-- Start SOURCE DATA --
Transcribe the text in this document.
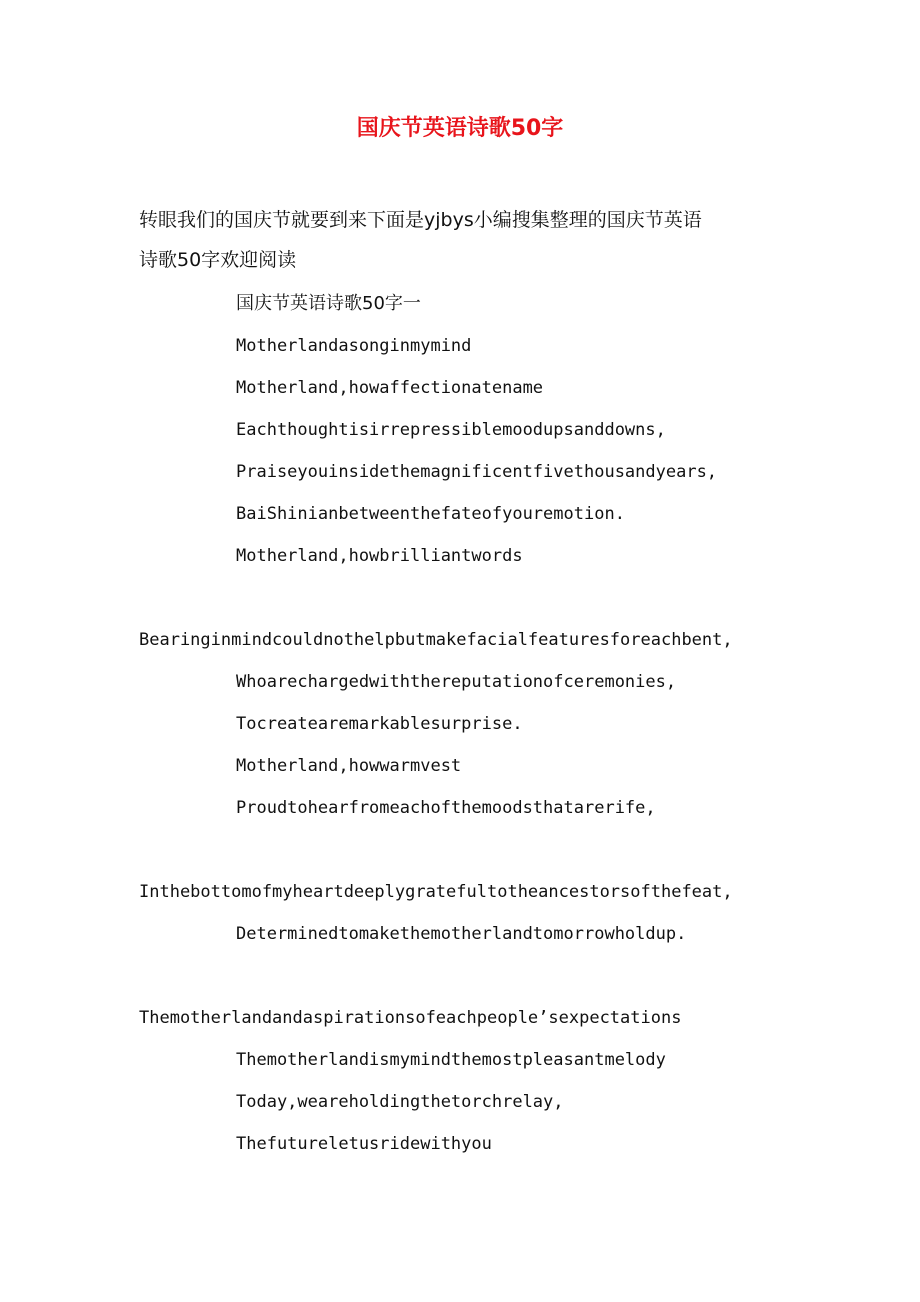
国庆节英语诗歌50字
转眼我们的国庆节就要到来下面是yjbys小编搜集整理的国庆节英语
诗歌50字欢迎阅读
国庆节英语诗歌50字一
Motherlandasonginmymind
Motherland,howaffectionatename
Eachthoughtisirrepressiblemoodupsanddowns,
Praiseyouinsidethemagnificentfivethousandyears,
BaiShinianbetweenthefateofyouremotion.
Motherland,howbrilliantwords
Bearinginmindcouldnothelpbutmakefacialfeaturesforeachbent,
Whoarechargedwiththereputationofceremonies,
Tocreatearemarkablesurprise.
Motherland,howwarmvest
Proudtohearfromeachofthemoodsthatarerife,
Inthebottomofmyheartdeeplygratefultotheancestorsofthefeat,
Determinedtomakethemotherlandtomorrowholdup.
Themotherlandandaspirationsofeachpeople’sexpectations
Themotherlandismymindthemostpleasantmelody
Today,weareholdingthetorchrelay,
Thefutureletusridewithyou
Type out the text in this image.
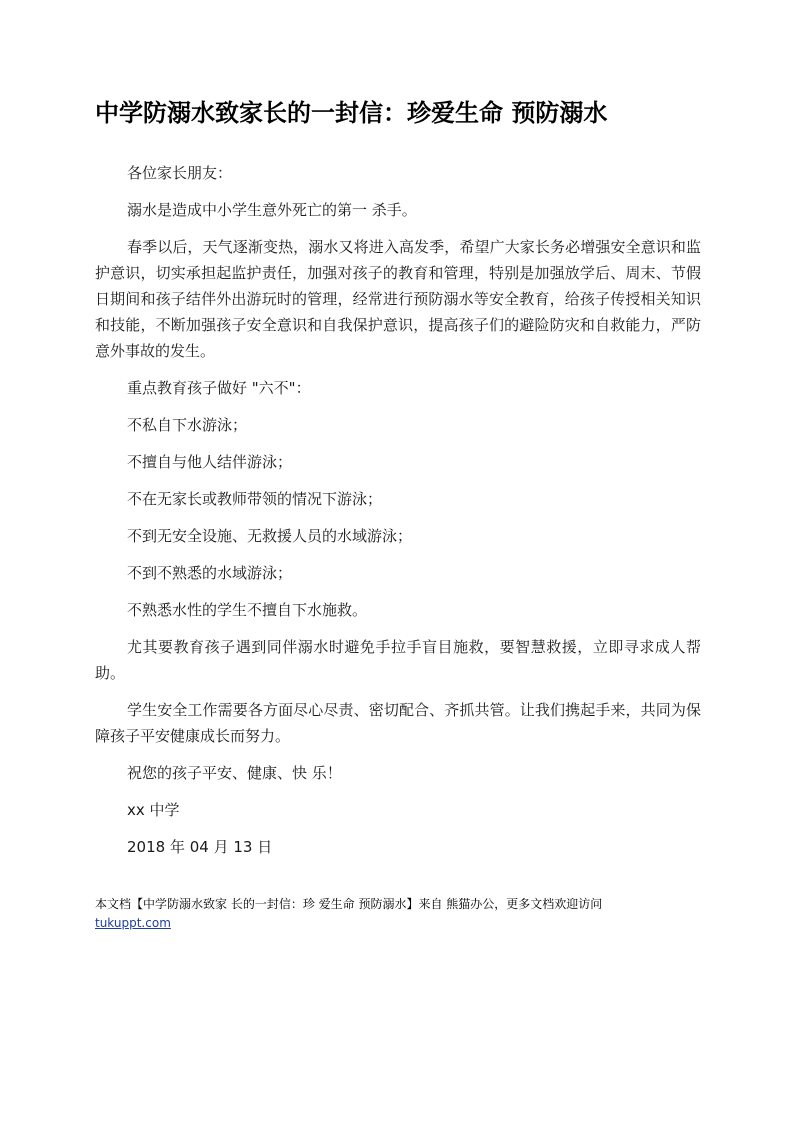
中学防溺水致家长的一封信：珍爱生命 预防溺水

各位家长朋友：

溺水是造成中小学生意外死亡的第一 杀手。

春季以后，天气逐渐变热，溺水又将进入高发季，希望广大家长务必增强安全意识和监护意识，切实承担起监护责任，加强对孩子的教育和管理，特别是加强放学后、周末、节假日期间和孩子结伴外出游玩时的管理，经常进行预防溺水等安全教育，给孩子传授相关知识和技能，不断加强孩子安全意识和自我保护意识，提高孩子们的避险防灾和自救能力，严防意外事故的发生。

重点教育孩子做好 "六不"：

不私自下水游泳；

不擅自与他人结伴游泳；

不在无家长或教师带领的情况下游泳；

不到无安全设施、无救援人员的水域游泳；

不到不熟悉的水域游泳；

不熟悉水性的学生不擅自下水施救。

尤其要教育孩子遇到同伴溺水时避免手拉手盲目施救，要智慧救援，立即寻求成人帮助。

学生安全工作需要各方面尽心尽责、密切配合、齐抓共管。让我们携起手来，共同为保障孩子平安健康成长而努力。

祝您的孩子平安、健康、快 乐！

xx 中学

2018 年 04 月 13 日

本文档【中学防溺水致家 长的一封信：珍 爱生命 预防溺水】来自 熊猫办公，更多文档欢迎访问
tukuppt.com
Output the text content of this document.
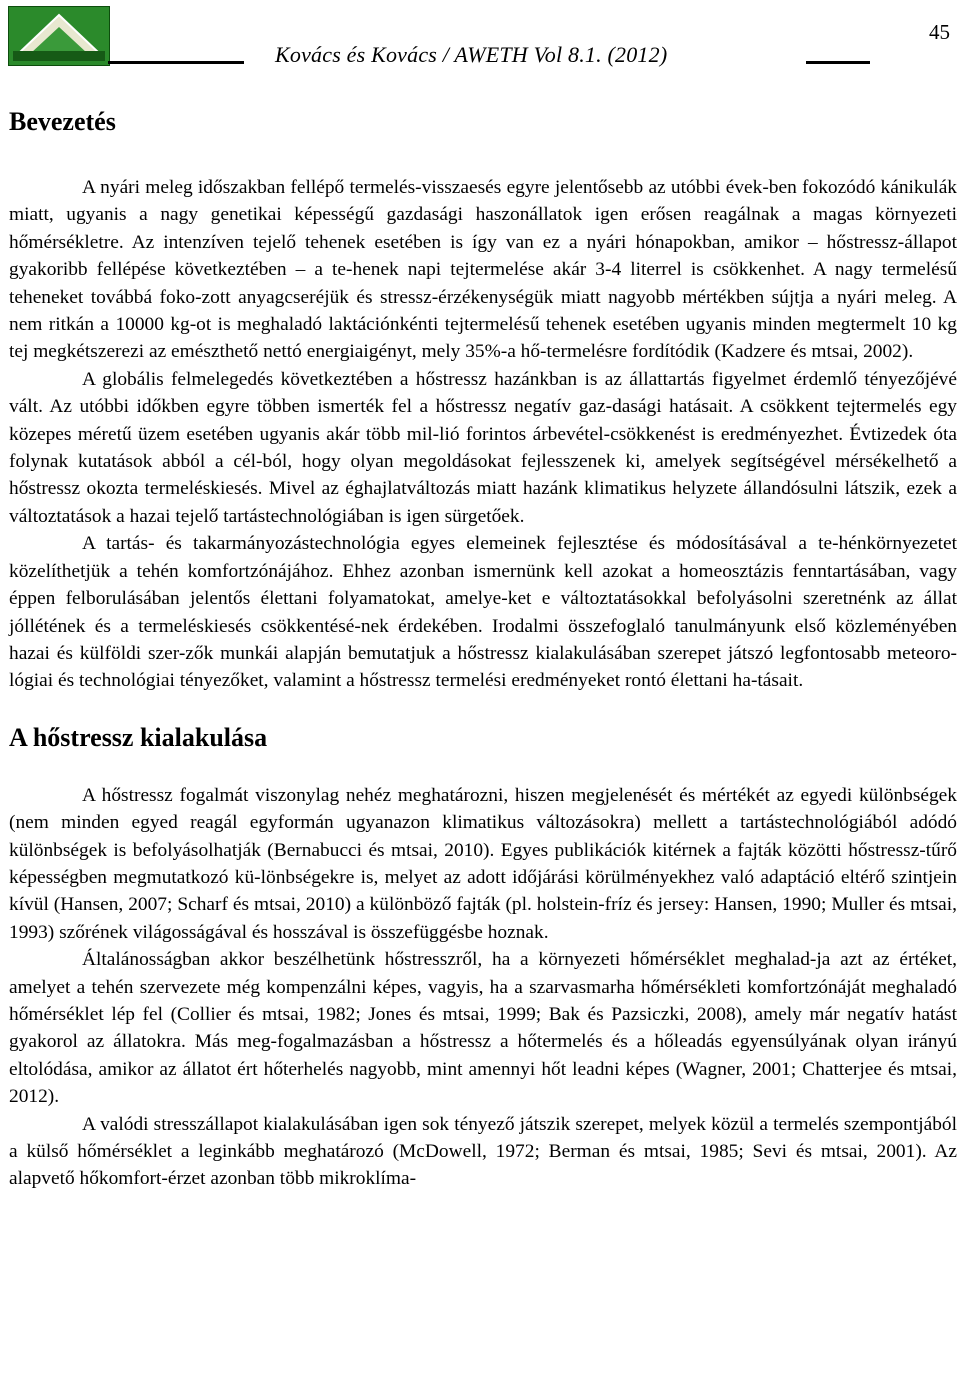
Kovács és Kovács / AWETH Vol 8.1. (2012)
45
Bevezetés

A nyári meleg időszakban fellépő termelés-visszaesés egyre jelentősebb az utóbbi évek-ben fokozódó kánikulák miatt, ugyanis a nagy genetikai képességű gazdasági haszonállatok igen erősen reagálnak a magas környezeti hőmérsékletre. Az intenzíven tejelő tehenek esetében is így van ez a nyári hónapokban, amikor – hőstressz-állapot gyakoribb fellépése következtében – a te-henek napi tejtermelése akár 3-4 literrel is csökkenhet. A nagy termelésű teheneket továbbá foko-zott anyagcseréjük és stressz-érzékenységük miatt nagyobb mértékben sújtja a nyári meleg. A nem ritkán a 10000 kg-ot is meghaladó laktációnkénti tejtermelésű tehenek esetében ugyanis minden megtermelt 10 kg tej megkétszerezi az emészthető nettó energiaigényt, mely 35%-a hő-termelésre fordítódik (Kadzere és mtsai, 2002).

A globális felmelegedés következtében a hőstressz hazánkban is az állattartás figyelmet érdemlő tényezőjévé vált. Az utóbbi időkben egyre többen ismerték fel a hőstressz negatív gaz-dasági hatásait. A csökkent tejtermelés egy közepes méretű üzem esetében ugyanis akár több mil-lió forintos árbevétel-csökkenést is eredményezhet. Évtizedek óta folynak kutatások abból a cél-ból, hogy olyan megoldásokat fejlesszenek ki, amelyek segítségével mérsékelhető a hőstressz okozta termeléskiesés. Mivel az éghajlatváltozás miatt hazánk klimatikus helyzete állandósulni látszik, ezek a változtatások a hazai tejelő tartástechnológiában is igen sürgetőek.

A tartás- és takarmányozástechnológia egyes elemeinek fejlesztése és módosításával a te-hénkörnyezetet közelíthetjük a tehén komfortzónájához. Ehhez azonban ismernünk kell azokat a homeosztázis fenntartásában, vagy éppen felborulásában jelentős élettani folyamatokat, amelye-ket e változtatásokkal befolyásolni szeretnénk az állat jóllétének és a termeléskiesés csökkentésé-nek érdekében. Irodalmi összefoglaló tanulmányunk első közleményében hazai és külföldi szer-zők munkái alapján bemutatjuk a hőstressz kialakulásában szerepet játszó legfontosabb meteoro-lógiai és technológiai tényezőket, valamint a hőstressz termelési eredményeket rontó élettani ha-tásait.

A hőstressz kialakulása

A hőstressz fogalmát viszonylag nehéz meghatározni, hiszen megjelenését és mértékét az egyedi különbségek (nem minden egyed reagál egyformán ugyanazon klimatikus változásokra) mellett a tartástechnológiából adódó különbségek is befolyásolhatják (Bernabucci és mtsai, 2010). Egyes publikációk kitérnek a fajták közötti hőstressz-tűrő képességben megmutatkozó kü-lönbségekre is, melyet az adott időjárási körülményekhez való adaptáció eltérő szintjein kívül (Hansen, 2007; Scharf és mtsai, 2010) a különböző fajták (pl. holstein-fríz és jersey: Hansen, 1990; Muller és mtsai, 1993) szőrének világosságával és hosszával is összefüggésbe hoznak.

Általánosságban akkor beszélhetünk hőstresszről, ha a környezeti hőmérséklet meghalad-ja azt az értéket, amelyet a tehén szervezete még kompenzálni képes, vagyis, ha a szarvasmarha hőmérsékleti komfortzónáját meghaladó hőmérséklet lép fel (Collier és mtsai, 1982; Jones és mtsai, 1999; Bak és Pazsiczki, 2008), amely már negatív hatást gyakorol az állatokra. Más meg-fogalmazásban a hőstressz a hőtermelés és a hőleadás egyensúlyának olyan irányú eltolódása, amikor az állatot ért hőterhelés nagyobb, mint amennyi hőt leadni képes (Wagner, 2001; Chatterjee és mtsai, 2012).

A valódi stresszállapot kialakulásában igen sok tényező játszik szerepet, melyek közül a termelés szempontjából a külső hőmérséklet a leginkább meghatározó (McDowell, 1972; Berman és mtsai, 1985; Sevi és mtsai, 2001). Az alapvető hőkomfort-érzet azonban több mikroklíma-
-- End SOURCE DATA --
*TASK GOAL*. Pull out each line holding the string "document".

*RESPONSE TO THIS TASK*.
Transcribe the text in this document.
Output the text content of this document.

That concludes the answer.